▸ TASK PROMPT: Only the number is wanted: how many lines of these entries contain the word "include"?

▸ AVAILABLE RECORDS:

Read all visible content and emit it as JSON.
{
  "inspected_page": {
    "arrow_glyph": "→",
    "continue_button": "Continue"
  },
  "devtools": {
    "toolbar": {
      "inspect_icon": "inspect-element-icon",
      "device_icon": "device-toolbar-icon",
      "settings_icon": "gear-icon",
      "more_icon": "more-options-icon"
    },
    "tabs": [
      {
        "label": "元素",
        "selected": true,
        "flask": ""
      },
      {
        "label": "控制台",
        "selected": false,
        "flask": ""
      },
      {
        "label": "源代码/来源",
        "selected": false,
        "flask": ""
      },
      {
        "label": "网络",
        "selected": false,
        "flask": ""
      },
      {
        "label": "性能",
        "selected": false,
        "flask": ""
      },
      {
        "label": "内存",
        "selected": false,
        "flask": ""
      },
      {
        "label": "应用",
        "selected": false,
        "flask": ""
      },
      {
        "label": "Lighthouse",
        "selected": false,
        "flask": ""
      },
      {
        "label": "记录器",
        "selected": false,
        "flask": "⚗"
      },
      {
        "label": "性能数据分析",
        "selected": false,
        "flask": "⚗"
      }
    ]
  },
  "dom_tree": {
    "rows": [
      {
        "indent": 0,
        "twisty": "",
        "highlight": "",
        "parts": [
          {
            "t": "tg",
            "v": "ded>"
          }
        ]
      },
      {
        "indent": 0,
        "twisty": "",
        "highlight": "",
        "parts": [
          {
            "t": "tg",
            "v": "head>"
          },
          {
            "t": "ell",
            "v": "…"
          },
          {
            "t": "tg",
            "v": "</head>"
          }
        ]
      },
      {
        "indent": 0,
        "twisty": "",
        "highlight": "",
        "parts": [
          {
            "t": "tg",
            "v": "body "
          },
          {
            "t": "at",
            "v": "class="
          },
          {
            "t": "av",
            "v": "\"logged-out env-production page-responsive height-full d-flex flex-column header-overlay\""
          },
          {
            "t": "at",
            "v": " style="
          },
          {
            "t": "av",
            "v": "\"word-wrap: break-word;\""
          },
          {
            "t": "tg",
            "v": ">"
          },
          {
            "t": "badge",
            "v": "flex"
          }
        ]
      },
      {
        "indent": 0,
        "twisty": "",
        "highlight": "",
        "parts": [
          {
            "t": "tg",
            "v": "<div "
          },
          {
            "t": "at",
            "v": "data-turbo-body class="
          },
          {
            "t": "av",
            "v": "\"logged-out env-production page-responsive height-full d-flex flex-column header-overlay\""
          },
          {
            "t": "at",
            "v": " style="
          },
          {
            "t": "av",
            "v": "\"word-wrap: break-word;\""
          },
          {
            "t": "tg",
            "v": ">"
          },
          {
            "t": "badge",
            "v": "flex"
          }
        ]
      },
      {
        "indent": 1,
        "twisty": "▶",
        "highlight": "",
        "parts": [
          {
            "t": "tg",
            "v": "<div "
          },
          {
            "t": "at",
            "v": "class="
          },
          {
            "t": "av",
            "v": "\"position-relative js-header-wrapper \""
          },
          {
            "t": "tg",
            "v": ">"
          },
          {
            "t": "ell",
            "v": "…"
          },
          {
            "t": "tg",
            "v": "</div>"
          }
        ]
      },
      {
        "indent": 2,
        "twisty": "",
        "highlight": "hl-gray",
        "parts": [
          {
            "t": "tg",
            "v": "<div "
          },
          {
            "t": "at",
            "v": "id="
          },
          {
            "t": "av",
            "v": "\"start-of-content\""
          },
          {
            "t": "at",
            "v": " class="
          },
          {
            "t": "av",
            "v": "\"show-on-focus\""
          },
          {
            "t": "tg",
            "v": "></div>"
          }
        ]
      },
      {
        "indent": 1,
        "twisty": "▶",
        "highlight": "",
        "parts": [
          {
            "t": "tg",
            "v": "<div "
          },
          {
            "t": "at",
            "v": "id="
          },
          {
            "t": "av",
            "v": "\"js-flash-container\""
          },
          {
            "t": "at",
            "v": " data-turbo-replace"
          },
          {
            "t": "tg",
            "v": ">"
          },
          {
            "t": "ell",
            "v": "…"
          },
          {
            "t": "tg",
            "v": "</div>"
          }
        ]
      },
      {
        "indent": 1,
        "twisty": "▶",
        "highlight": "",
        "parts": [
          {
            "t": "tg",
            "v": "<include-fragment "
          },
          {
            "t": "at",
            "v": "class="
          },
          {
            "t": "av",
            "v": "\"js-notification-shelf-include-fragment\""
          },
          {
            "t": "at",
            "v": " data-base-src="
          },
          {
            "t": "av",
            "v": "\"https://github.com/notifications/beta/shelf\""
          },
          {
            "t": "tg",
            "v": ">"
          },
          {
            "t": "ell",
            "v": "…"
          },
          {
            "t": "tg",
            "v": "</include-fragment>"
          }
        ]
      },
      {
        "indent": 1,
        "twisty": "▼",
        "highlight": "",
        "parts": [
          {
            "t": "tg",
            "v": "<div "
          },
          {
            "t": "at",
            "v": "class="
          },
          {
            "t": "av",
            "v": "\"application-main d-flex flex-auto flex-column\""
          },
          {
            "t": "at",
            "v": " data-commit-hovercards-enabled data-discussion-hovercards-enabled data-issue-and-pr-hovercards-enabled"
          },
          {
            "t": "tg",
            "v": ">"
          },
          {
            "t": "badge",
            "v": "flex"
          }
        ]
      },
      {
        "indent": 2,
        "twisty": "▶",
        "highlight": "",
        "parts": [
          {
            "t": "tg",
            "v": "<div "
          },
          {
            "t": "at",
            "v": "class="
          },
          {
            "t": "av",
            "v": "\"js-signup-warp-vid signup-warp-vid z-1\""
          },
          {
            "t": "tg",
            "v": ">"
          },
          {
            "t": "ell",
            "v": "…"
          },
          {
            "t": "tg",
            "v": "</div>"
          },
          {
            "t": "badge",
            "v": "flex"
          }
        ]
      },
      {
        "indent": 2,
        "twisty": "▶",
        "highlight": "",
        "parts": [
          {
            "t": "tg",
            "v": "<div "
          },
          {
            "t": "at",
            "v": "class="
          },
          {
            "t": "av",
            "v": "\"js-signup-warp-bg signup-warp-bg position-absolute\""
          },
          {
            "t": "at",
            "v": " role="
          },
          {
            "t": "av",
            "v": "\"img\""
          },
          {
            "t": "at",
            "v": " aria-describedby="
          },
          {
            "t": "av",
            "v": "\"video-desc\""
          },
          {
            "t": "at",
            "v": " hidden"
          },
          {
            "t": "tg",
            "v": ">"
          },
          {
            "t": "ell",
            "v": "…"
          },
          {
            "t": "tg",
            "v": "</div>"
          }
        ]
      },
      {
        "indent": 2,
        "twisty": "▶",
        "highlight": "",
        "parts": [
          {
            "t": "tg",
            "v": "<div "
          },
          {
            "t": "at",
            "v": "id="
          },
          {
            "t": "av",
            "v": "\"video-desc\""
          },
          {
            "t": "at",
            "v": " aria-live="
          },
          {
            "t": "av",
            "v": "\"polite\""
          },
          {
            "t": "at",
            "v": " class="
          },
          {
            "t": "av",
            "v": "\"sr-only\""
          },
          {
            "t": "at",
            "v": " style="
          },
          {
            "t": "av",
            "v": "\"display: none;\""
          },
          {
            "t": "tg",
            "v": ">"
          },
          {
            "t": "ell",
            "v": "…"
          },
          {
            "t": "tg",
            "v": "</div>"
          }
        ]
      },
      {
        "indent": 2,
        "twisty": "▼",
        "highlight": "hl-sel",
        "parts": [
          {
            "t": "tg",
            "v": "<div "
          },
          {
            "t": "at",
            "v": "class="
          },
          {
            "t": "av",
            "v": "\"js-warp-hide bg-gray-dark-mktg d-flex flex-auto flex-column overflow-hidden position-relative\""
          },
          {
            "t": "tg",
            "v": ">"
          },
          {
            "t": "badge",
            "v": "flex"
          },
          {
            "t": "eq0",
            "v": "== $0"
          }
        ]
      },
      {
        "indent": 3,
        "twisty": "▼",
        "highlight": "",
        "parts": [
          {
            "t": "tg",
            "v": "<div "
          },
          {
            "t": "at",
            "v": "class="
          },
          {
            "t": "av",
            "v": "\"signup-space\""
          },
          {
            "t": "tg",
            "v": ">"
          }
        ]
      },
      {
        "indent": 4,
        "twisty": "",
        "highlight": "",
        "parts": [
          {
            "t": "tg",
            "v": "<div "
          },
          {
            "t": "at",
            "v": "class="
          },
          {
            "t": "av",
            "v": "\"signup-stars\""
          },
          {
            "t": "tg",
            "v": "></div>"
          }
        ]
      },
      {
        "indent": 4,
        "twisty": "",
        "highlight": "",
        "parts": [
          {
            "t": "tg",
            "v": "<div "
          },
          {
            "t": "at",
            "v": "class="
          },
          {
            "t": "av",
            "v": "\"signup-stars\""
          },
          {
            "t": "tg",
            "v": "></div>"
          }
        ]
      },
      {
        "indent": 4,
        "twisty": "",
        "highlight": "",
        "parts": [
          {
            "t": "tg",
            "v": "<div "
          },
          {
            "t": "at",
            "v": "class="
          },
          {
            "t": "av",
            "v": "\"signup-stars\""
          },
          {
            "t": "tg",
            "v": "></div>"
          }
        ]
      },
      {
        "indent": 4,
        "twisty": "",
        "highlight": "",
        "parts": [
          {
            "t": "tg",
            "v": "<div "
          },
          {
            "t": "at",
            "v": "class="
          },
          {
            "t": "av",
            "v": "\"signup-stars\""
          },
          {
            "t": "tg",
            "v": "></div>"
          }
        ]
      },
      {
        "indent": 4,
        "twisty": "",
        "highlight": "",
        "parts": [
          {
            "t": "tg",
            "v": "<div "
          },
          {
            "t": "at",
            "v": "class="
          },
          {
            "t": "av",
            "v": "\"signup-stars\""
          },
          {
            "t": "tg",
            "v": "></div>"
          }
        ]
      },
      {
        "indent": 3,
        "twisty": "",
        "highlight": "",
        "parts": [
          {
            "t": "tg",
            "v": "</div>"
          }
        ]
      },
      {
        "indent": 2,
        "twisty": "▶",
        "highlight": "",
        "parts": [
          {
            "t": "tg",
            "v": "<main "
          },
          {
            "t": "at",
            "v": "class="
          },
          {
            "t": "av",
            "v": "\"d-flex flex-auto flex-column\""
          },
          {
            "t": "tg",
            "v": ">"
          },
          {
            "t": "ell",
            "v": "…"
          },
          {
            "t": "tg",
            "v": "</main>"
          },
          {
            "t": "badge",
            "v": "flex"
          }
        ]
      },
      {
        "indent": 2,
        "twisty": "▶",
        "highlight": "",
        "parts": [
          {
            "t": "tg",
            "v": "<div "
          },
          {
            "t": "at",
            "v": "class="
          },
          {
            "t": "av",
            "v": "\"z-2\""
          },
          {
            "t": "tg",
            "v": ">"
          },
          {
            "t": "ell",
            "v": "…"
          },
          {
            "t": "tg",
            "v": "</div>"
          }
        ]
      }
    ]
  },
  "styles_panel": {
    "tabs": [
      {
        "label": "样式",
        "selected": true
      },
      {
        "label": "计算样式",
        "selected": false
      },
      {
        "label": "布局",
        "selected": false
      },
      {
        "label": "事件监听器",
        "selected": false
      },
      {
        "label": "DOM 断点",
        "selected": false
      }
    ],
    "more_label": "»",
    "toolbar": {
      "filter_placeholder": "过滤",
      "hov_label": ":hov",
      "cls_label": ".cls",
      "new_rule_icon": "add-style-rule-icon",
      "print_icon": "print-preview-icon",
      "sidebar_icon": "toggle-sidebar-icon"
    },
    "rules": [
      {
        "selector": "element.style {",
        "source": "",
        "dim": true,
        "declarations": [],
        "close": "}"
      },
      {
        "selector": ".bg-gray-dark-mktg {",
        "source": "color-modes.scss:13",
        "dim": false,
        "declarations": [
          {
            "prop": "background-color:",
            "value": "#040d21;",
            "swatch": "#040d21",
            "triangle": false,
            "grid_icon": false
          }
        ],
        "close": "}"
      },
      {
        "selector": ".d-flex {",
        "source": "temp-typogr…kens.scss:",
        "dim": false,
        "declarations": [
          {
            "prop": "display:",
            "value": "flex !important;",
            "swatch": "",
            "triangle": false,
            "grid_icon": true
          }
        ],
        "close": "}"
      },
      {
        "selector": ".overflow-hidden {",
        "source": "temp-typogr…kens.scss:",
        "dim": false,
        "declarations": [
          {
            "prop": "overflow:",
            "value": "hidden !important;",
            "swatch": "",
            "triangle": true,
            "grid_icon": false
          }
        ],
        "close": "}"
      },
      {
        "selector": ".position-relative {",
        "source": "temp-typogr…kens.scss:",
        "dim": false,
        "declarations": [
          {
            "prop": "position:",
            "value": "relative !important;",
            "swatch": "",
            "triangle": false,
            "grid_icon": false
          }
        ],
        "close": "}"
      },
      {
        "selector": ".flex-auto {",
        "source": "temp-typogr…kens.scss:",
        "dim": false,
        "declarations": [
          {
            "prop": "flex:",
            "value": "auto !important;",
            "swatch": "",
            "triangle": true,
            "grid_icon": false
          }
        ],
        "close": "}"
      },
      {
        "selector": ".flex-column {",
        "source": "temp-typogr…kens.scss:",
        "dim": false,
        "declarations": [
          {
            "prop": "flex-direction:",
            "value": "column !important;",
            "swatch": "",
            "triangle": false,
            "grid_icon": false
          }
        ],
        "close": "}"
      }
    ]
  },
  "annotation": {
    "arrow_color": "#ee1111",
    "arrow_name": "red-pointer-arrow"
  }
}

▸ WRITTEN ANSWER: 3